_TEXT PROVIDED_:

On the other hand, detailed and straightforward models for interference computation in dense ad hoc networks have not been extensively studied. Grid models have been proposed to compute interference (Gobriel et al., 2004), (Liu & Haenggi, 2005), which take advantage of the regular placement of the nodes. This orderly topology is a good starting point for static networks; however, it does not apply for MANETs. Also, some previous works have assumed a transmission or a reception range for communication among nodes without considering the effect from the entire network (Tobagi & Kleinrock, 1975), (Deng et al., 2004). This approximation can be good for low density networks, but it may imply in inaccurate results for dense networks. One problem with such approximation is the difficulty in finding an analytical description for the random topology inherent to ad hoc networks. In other cases, analytical models use graph theory (Rickenbach et al., 2005), (Qin-yun et al. 2005). While they are good for higher layer analysis, like routing, such models may not be appropriate for a more detailed communication channel study because they do not consider physical parameters like Euclidean distance, fading and path loss, for example.

_SHORT EXERCISE 1_: In the passage on interference models for ad hoc networks, why might graph-theory models be unsuitable for a detailed study of the communication channel?
_SHORT EXERCISE 2_: Continue the passage on interference computation in ad hoc networks after its final sentence.

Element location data

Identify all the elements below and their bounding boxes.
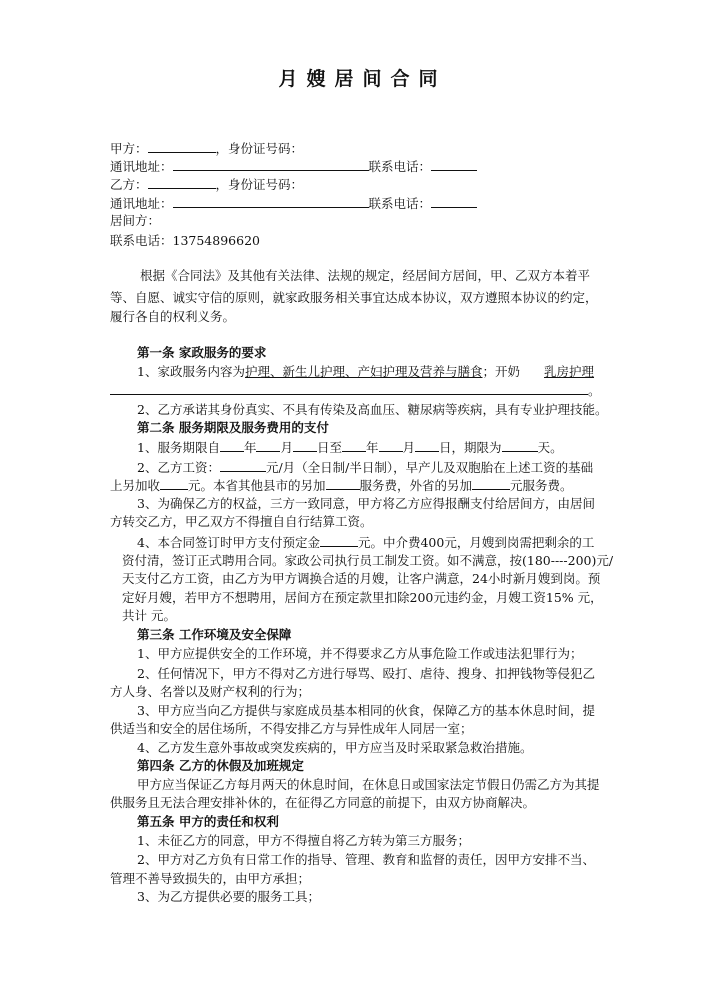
end-day-blank — [415, 439, 439, 452]
article-3-item-1: 1、甲方应提供安全的工作环境，并不得要求乙方从事危险工作或违法犯罪行为； — [137, 646, 583, 661]
article-2-item-3: 3、为确保乙方的权益，三方一致同意，甲方将乙方应得报酬支付给居间方，由居间 — [137, 496, 595, 511]
province-fee-label: 服务费，外省的另加 — [359, 478, 473, 493]
party-a-address-label: 通讯地址： — [110, 159, 173, 174]
wage-text: 元/月（全日制/半日制），早产儿及双胞胎在上述工资的基础 — [265, 460, 594, 475]
party-a-phone-label: 联系电话： — [368, 159, 432, 174]
deposit-blank — [320, 534, 358, 547]
days-label: 天。 — [537, 440, 563, 455]
deposit-text: 元。中介费400元，月嫂到岗需把剩余的工 — [357, 535, 595, 550]
wage-label: 2、乙方工资： — [137, 460, 220, 475]
party-b-label: 乙方： — [110, 177, 148, 192]
article-3-item-3: 3、甲方应当向乙方提供与家庭成员基本相同的伙食，保障乙方的基本休息时间，提 — [137, 703, 595, 718]
start-month-blank — [256, 439, 280, 452]
extra-label: 上另加收 — [110, 478, 161, 493]
party-b-blank — [148, 176, 216, 189]
article-5-item-3: 3、为乙方提供必要的服务工具； — [137, 889, 320, 904]
article-1-item-1 — [137, 364, 594, 380]
article-5-item-1: 1、未征乙方的同意，甲方不得擅自将乙方转为第三方服务； — [137, 833, 470, 848]
article-2-heading: 第二条 服务期限及服务费用的支付 — [137, 420, 329, 435]
article-2-item-4-cont-2: 天支付乙方工资，由乙方为甲方调换合适的月嫂，让客户满意，24小时新月嫂到岗。预 — [122, 571, 601, 586]
deposit-label: 4、本合同签订时甲方支付预定金 — [137, 535, 320, 550]
period-label: 日，期限为 — [439, 440, 502, 455]
province-fee-blank — [472, 477, 510, 490]
year-label: 年 — [243, 440, 257, 455]
party-a-address-line — [110, 158, 477, 175]
end-month-blank — [379, 439, 403, 452]
end-year-blank — [342, 439, 366, 452]
article-5-item-2: 2、甲方对乙方负有日常工作的指导、管理、教育和监督的责任，因甲方安排不当、 — [137, 852, 595, 867]
extra-blank — [160, 477, 188, 490]
article-4-heading: 第四条 乙方的休假及加班规定 — [137, 758, 304, 773]
article-1-item-1-prefix: 1、家政服务内容为 — [137, 364, 245, 379]
article-2-item-4-cont-4: 共计 元。 — [122, 608, 176, 623]
party-a-phone-blank — [431, 158, 477, 171]
intro-line-1: 根据《合同法》及其他有关法律、法规的规定，经居间方居间，甲、乙双方本着平 — [140, 268, 591, 283]
article-4-para-1: 甲方应当保证乙方每月两天的休息时间，在休息日或国家法定节假日仍需乙方为其提 — [137, 777, 600, 792]
party-a-id-label: ，身份证号码： — [215, 141, 304, 156]
service-fee-label: 元服务费。 — [510, 478, 573, 493]
article-3-item-2-cont: 方人身、名誉以及财产权利的行为； — [110, 684, 311, 699]
party-b-address-label: 通讯地址： — [110, 196, 173, 211]
month-label-2: 月 — [402, 440, 416, 455]
article-1-item-1-mid: ；开奶 — [482, 364, 520, 379]
party-b-phone-label: 联系电话： — [368, 196, 432, 211]
county-fee-label: 元。本省其他县市的另加 — [188, 478, 326, 493]
article-5-item-2-cont: 管理不善导致损失的，由甲方承担； — [110, 871, 311, 886]
party-a-blank — [148, 140, 216, 153]
article-3-item-3-cont: 供适当和安全的居住场所，不得安排乙方与异性成年人同居一室； — [110, 721, 473, 736]
service-content-fill: 乳房护理 — [544, 364, 595, 379]
intermediary-label: 居间方： — [110, 213, 161, 228]
article-3-item-4: 4、乙方发生意外事故或突发疾病的，甲方应当及时采取紧急救治措施。 — [137, 740, 533, 755]
article-4-para-2: 供服务且无法合理安排补休的，在征得乙方同意的前提下，由双方协商解决。 — [110, 795, 536, 810]
article-1-heading: 第一条 家政服务的要求 — [137, 345, 267, 360]
article-5-heading: 第五条 甲方的责任和权利 — [137, 814, 279, 829]
document-title: 月嫂居间合同 — [278, 68, 447, 90]
party-b-line — [110, 176, 303, 193]
article-1-item-2: 2、乙方承诺其身份真实、不具有传染及高血压、糖尿病等疾病，具有专业护理技能。 — [137, 402, 608, 417]
party-b-id-label: ，身份证号码： — [215, 177, 304, 192]
party-a-line — [110, 140, 303, 157]
article-1-item-1-cont — [110, 382, 601, 399]
article-2-item-4-cont-3: 定好月嫂，若甲方不想聘用，居间方在预定款里扣除200元违约金，月嫂工资15% 元， — [122, 590, 603, 605]
service-content-blank — [110, 382, 588, 395]
article-1-item-1-end: 。 — [588, 383, 601, 398]
party-b-address-line — [110, 195, 477, 212]
county-fee-blank — [326, 477, 360, 490]
intro-line-3: 履行各自的权利义务。 — [110, 309, 236, 324]
year-label-2: 年 — [366, 440, 379, 455]
party-b-phone-blank — [431, 195, 477, 208]
article-2-item-4 — [137, 534, 594, 551]
article-3-heading: 第三条 工作环境及安全保障 — [137, 627, 292, 642]
intro-line-2: 等、自愿、诚实守信的原则，就家政服务相关事宜达成本协议，双方遵照本协议的约定， — [110, 290, 598, 305]
month-label: 月 — [280, 440, 293, 455]
party-a-label: 甲方： — [110, 141, 148, 156]
article-2-item-3-cont: 方转交乙方，甲乙双方不得擅自自行结算工资。 — [110, 514, 373, 529]
start-year-blank — [220, 439, 244, 452]
day-to-label: 日至 — [317, 440, 343, 455]
article-2-item-2-cont — [110, 477, 573, 494]
article-2-item-2 — [137, 459, 593, 476]
article-3-item-2: 2、任何情况下，甲方不得对乙方进行辱骂、殴打、虐待、搜身、扣押钱物等侵犯乙 — [137, 666, 595, 681]
article-2-item-4-cont-1: 资付清，签订正式聘用合同。家政公司执行员工制发工资。如不满意，按(180----200)元/ — [122, 553, 614, 568]
term-label: 1、服务期限自 — [137, 440, 220, 455]
article-2-item-1 — [137, 439, 563, 456]
start-day-blank — [293, 439, 317, 452]
party-a-address-blank — [173, 158, 369, 171]
party-b-address-blank — [173, 195, 369, 208]
intermediary-phone: 联系电话：13754896620 — [110, 233, 260, 248]
days-blank — [502, 439, 538, 452]
service-content-underlined: 护理、新生儿护理、产妇护理及营养与膳食 — [244, 364, 483, 379]
wage-blank — [220, 459, 266, 472]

_RESPONSE 1_: They do not consider physical parameters such as Euclidean distance, fading and path loss.

_RESPONSE 2_:
This chapter analyzes an improved channel communication model, from the model proposed by Moraes et al. (Moraes et al., 2008) that permits to obtain the measured signal to noise and interference ratio (SNIR) by a receiver node, and consequently its spectral Shannon capacity (or spectral efficiency) (Cover & Thomas, 1991) at any point in the network when it communicates with a close neighbor. This model considers Euclidean distance, path loss and Rayleigh fading. The nodes are assumed to move according to a random mobility pattern and the parameter θ represents the fraction of sender nodes in the network. Monte-Carlo simulations (Robert & Casella, 2004) are used to validate the model. Furthermore, previous works had assumed the receiver node located at the center of the network (Lau & Leung, 1992), (Shepard, 1996), (Hajek et al., 1997). The results presented here are more general which shows that the received SNIR and spectral efficiency tend to a constant as n increases if a node communicates with its close neighbors when the path loss parameter α is greater than two, regardless of the position of the node in the network, i.e., wherever the receiver node is at the center, or at the middle, or at the boundary of the network area. For the case where α equals two, the limit SNIR and spectral efficiency go to zero; however, they decay very slowly making local communication still possible for a finite n . Another study performed here presents an autonomous technique for node state determination (sender or receiver) for each node in the network as function of the θ parameter.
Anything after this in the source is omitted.